→ **Dataset**:

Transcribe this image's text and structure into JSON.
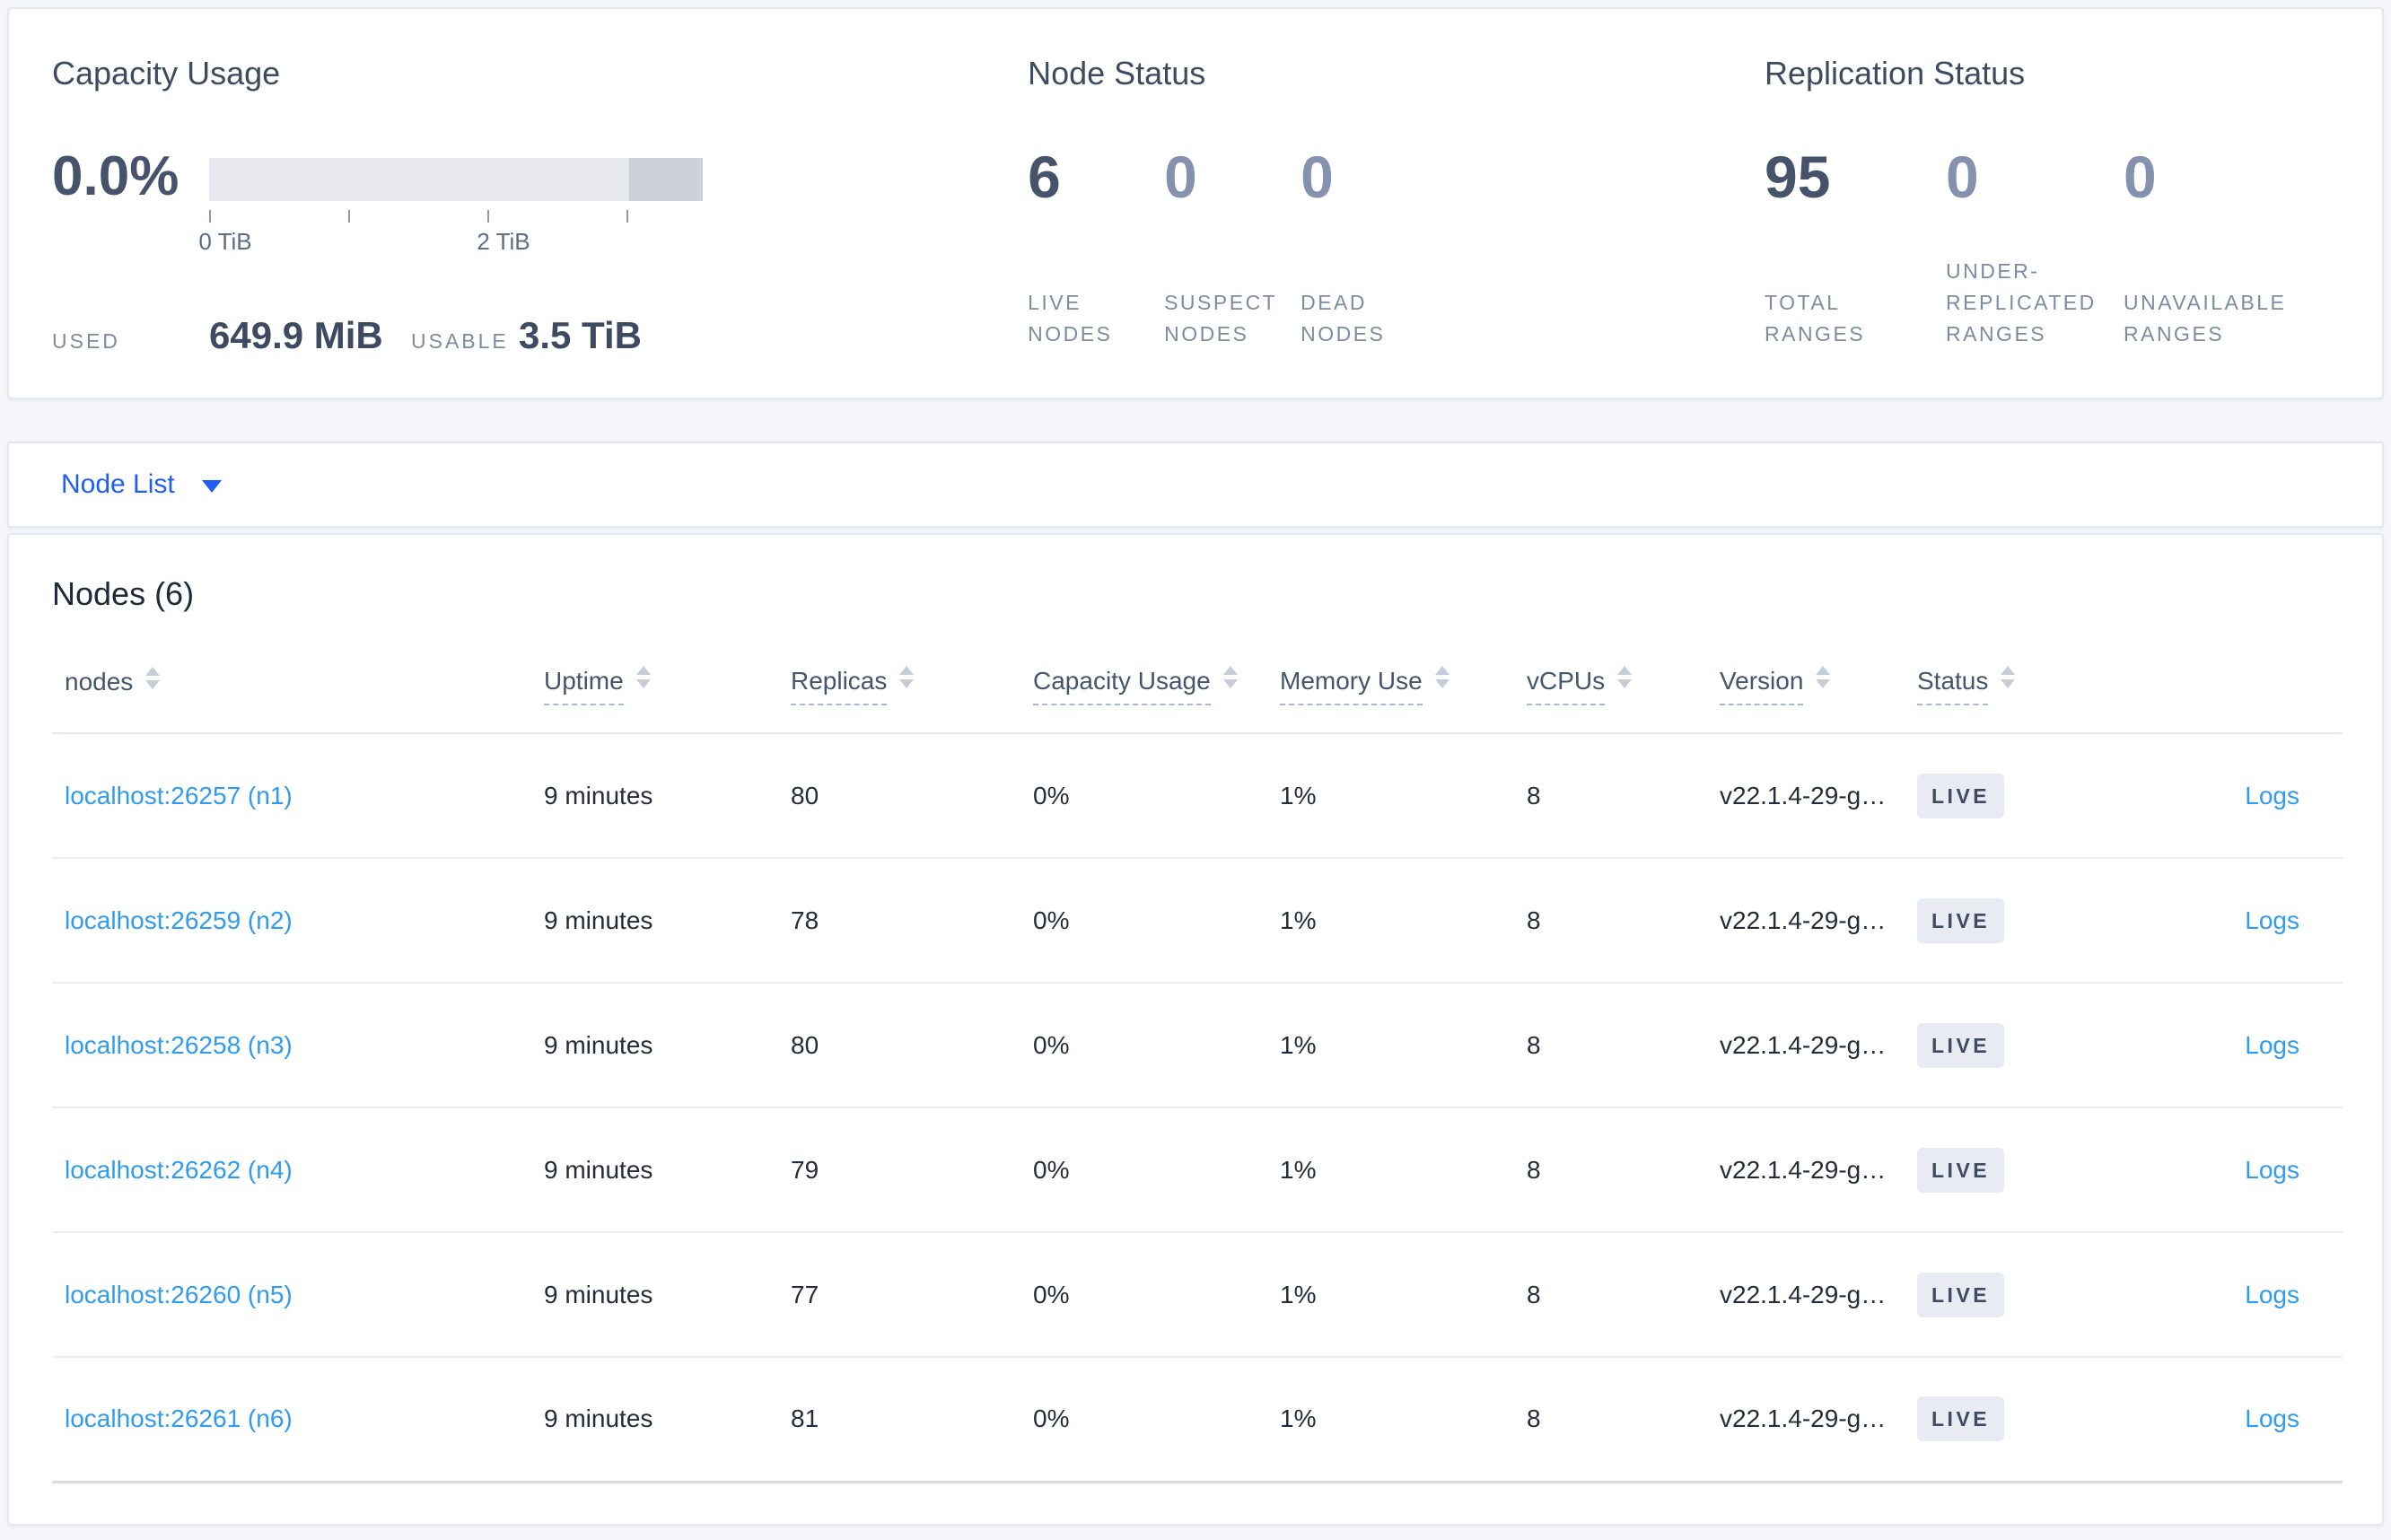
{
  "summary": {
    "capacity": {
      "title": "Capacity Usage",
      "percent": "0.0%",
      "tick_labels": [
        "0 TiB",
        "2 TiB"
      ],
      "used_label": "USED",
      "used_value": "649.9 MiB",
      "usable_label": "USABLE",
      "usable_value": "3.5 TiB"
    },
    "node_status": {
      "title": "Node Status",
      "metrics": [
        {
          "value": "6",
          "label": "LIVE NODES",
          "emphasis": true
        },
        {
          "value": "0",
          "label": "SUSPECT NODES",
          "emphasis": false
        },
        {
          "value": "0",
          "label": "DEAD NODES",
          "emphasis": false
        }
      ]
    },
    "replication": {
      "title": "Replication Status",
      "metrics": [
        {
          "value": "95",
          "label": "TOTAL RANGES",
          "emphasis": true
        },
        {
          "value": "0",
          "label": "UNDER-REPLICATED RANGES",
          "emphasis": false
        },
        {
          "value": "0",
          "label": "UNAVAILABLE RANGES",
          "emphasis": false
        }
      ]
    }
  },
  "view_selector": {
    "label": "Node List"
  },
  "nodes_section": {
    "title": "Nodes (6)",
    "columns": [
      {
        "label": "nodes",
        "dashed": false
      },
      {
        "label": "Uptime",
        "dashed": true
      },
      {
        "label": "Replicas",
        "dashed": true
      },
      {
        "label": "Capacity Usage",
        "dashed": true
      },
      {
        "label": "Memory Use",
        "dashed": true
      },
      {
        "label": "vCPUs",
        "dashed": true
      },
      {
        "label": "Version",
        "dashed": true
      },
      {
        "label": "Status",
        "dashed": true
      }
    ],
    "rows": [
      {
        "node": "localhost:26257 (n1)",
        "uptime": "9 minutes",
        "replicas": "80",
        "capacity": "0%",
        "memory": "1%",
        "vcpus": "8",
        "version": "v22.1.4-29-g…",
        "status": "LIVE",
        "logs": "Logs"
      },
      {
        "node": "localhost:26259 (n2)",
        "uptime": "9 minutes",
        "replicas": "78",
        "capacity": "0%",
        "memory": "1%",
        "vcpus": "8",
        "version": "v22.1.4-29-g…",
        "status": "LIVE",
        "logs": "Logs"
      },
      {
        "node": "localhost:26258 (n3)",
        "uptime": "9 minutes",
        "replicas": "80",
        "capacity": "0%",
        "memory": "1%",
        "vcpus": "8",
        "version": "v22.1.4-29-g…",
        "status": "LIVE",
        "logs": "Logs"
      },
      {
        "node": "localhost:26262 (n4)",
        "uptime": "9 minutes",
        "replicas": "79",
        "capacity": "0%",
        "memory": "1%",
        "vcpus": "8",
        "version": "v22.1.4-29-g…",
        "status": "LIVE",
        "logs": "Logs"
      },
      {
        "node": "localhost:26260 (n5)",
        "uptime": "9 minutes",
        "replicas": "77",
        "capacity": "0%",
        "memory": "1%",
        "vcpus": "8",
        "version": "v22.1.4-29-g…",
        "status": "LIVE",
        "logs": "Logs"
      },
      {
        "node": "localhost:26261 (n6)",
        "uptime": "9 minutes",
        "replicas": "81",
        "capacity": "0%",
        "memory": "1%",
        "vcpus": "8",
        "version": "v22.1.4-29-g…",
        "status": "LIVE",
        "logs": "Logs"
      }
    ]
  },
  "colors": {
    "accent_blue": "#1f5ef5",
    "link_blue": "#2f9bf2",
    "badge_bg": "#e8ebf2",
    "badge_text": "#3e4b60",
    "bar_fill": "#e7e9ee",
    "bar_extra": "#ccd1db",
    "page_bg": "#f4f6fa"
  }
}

...

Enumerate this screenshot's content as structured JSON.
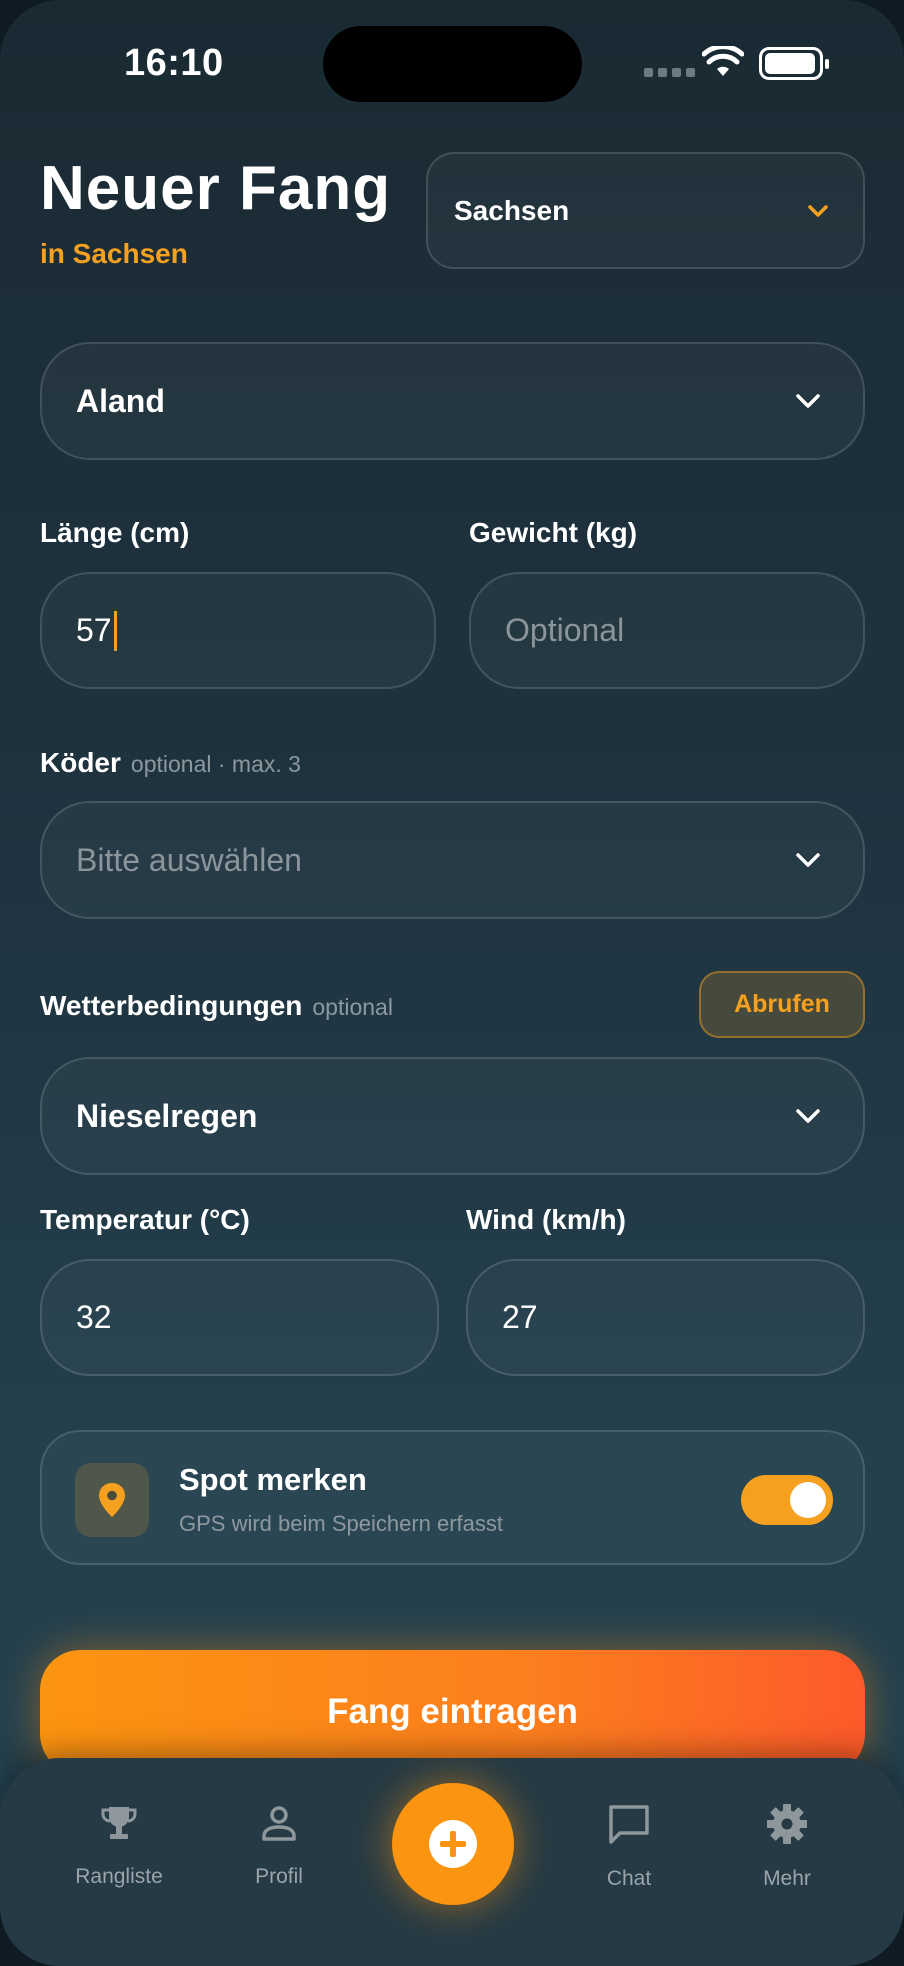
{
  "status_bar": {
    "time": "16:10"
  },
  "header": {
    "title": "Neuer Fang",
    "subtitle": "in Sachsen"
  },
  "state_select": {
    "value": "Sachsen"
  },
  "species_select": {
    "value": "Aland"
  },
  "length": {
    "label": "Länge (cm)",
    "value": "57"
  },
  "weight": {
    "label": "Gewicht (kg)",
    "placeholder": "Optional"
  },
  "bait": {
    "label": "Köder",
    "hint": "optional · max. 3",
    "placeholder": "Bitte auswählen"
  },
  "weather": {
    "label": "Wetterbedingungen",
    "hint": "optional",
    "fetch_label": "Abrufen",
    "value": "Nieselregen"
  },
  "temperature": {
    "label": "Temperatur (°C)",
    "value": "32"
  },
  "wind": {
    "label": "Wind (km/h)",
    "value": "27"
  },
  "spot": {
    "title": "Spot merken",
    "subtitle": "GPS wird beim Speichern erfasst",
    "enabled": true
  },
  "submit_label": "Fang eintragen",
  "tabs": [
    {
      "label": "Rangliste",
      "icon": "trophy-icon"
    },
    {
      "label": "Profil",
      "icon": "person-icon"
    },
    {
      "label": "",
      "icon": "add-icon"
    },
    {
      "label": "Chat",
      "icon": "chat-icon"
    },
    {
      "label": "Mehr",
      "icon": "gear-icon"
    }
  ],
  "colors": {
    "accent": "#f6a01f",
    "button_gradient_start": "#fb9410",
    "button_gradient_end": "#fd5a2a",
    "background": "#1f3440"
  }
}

→ **Problem details**: Look through the data above. Copy every line with the string "RANGES" in it.

→ **Solution below**:
          "label": "TOTAL RANGES",
          "label": "UNDER-REPLICATED RANGES",
          "label": "UNAVAILABLE RANGES",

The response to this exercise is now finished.